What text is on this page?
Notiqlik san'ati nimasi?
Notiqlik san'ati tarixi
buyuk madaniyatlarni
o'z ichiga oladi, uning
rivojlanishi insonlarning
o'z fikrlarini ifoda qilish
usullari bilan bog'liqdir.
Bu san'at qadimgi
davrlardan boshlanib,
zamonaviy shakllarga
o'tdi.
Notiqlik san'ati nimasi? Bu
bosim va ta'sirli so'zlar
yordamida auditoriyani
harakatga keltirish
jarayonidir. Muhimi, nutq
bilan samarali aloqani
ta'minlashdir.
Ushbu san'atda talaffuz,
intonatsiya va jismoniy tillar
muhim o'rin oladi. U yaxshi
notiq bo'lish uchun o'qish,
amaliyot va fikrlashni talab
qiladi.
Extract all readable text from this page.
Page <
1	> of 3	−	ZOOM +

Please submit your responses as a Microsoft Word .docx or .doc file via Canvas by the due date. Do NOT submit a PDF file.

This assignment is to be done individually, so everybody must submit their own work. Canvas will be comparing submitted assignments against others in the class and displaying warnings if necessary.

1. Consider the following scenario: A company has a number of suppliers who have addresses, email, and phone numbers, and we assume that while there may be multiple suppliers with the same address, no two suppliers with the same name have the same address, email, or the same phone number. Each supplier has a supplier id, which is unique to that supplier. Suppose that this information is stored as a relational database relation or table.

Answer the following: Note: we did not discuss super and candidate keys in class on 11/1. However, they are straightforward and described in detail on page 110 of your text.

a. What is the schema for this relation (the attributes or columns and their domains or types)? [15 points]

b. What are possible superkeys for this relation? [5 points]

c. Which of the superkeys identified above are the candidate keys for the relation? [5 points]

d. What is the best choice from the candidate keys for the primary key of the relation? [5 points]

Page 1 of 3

### Written problem
Copy each line containing the word "following" from the data.

### Task response
1. Consider the following scenario: A company has a number of suppliers who have addresses, email, and phone numbers, and we assume that while there may be multiple suppliers with the same address, no two suppliers with the same name have the same address, email, or the same phone number. Each supplier has a supplier id, which is unique to that supplier. Suppose that this information is stored as a relational database relation or table.
Answer the following: Note: we did not discuss super and candidate keys in class on 11/1. However, they are straightforward and described in detail on page 110 of your text.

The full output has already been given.